Aim =
Do not carry the pictures over; copy every other part of the entries exactly.

***** Input

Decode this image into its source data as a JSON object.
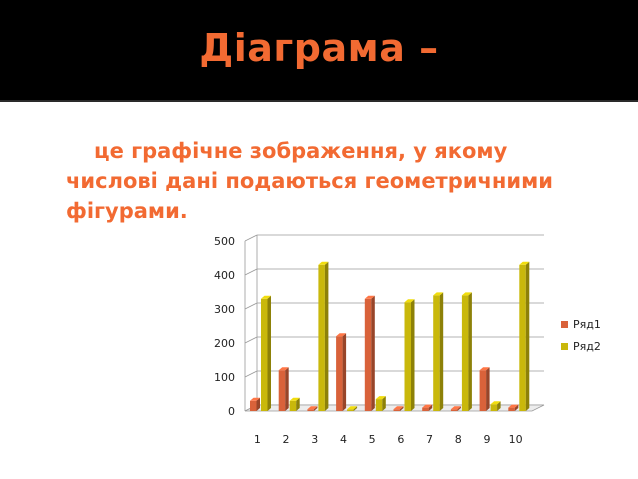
{
  "slide": {
    "title": "Діаграма –",
    "subtitle_lines": [
      "це графічне зображення, у якому",
      "числові дані подаються геометричними",
      "фігурами."
    ]
  },
  "chart_data": {
    "type": "bar",
    "categories": [
      "1",
      "2",
      "3",
      "4",
      "5",
      "6",
      "7",
      "8",
      "9",
      "10"
    ],
    "series": [
      {
        "name": "Ряд1",
        "color": "#d9623a",
        "values": [
          30,
          120,
          5,
          220,
          330,
          5,
          10,
          5,
          120,
          10
        ]
      },
      {
        "name": "Ряд2",
        "color": "#c9b80b",
        "values": [
          330,
          30,
          430,
          5,
          35,
          320,
          340,
          340,
          20,
          430
        ]
      }
    ],
    "ylim": [
      0,
      500
    ],
    "yticks": [
      0,
      100,
      200,
      300,
      400,
      500
    ],
    "grid": true,
    "legend": "right"
  }
}
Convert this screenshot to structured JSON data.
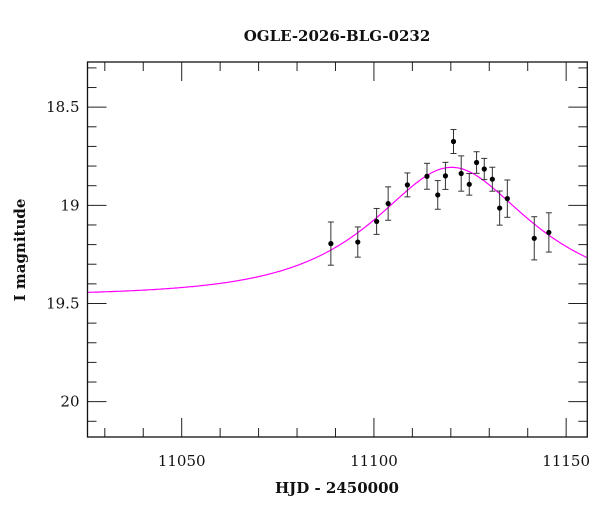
{
  "chart_data": {
    "type": "scatter",
    "title": "OGLE-2026-BLG-0232",
    "xlabel": "HJD - 2450000",
    "ylabel": "I magnitude",
    "xlim": [
      11025.5,
      11155.5
    ],
    "ylim": [
      20.18,
      18.27
    ],
    "y_inverted": true,
    "grid": false,
    "x_ticks": [
      11050,
      11100,
      11150
    ],
    "x_tick_labels": [
      "11050",
      "11100",
      "11150"
    ],
    "x_minor_step": 10,
    "y_ticks": [
      18.5,
      19,
      19.5,
      20
    ],
    "y_tick_labels": [
      "18.5",
      "19",
      "19.5",
      "20"
    ],
    "y_minor_step": 0.1,
    "series": [
      {
        "type": "errorbar",
        "color": "#000000",
        "points": [
          {
            "x": 11088.8,
            "y": 19.195,
            "err": 0.11
          },
          {
            "x": 11095.8,
            "y": 19.187,
            "err": 0.077
          },
          {
            "x": 11100.7,
            "y": 19.082,
            "err": 0.066
          },
          {
            "x": 11103.7,
            "y": 18.991,
            "err": 0.085
          },
          {
            "x": 11108.7,
            "y": 18.896,
            "err": 0.061
          },
          {
            "x": 11113.8,
            "y": 18.852,
            "err": 0.066
          },
          {
            "x": 11116.6,
            "y": 18.947,
            "err": 0.073
          },
          {
            "x": 11118.6,
            "y": 18.85,
            "err": 0.069
          },
          {
            "x": 11120.7,
            "y": 18.675,
            "err": 0.061
          },
          {
            "x": 11122.7,
            "y": 18.838,
            "err": 0.09
          },
          {
            "x": 11124.8,
            "y": 18.893,
            "err": 0.055
          },
          {
            "x": 11126.7,
            "y": 18.782,
            "err": 0.055
          },
          {
            "x": 11128.7,
            "y": 18.815,
            "err": 0.054
          },
          {
            "x": 11130.8,
            "y": 18.867,
            "err": 0.061
          },
          {
            "x": 11132.7,
            "y": 19.014,
            "err": 0.087
          },
          {
            "x": 11134.7,
            "y": 18.966,
            "err": 0.095
          },
          {
            "x": 11141.7,
            "y": 19.168,
            "err": 0.11
          },
          {
            "x": 11145.5,
            "y": 19.138,
            "err": 0.1
          }
        ]
      },
      {
        "type": "line",
        "color": "#ff00ff",
        "model": {
          "kind": "point-lens",
          "t0": 11120.2,
          "u0": 0.625,
          "tE": 31.4,
          "baseline_mag": 19.46
        }
      }
    ]
  }
}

**********

Response =
Decode this image into its source data as a JSON object.
{
  "slide": {
    "title": "Діаграма –",
    "subtitle_lines": [
      "це графічне зображення, у якому",
      "числові дані подаються геометричними",
      "фігурами."
    ]
  },
  "chart_data": {
    "type": "bar",
    "categories": [
      "1",
      "2",
      "3",
      "4",
      "5",
      "6",
      "7",
      "8",
      "9",
      "10"
    ],
    "series": [
      {
        "name": "Ряд1",
        "color": "#d9623a",
        "values": [
          30,
          120,
          5,
          220,
          330,
          5,
          10,
          5,
          120,
          10
        ]
      },
      {
        "name": "Ряд2",
        "color": "#c9b80b",
        "values": [
          330,
          30,
          430,
          5,
          35,
          320,
          340,
          340,
          20,
          430
        ]
      }
    ],
    "ylim": [
      0,
      500
    ],
    "yticks": [
      0,
      100,
      200,
      300,
      400,
      500
    ],
    "grid": true,
    "legend": "right"
  }
}
Convert this screenshot to structured JSON data.
{
  "chart_data": {
    "type": "scatter",
    "title": "OGLE-2026-BLG-0232",
    "xlabel": "HJD - 2450000",
    "ylabel": "I magnitude",
    "xlim": [
      11025.5,
      11155.5
    ],
    "ylim": [
      20.18,
      18.27
    ],
    "y_inverted": true,
    "grid": false,
    "x_ticks": [
      11050,
      11100,
      11150
    ],
    "x_tick_labels": [
      "11050",
      "11100",
      "11150"
    ],
    "x_minor_step": 10,
    "y_ticks": [
      18.5,
      19,
      19.5,
      20
    ],
    "y_tick_labels": [
      "18.5",
      "19",
      "19.5",
      "20"
    ],
    "y_minor_step": 0.1,
    "series": [
      {
        "type": "errorbar",
        "color": "#000000",
        "points": [
          {
            "x": 11088.8,
            "y": 19.195,
            "err": 0.11
          },
          {
            "x": 11095.8,
            "y": 19.187,
            "err": 0.077
          },
          {
            "x": 11100.7,
            "y": 19.082,
            "err": 0.066
          },
          {
            "x": 11103.7,
            "y": 18.991,
            "err": 0.085
          },
          {
            "x": 11108.7,
            "y": 18.896,
            "err": 0.061
          },
          {
            "x": 11113.8,
            "y": 18.852,
            "err": 0.066
          },
          {
            "x": 11116.6,
            "y": 18.947,
            "err": 0.073
          },
          {
            "x": 11118.6,
            "y": 18.85,
            "err": 0.069
          },
          {
            "x": 11120.7,
            "y": 18.675,
            "err": 0.061
          },
          {
            "x": 11122.7,
            "y": 18.838,
            "err": 0.09
          },
          {
            "x": 11124.8,
            "y": 18.893,
            "err": 0.055
          },
          {
            "x": 11126.7,
            "y": 18.782,
            "err": 0.055
          },
          {
            "x": 11128.7,
            "y": 18.815,
            "err": 0.054
          },
          {
            "x": 11130.8,
            "y": 18.867,
            "err": 0.061
          },
          {
            "x": 11132.7,
            "y": 19.014,
            "err": 0.087
          },
          {
            "x": 11134.7,
            "y": 18.966,
            "err": 0.095
          },
          {
            "x": 11141.7,
            "y": 19.168,
            "err": 0.11
          },
          {
            "x": 11145.5,
            "y": 19.138,
            "err": 0.1
          }
        ]
      },
      {
        "type": "line",
        "color": "#ff00ff",
        "model": {
          "kind": "point-lens",
          "t0": 11120.2,
          "u0": 0.625,
          "tE": 31.4,
          "baseline_mag": 19.46
        }
      }
    ]
  }
}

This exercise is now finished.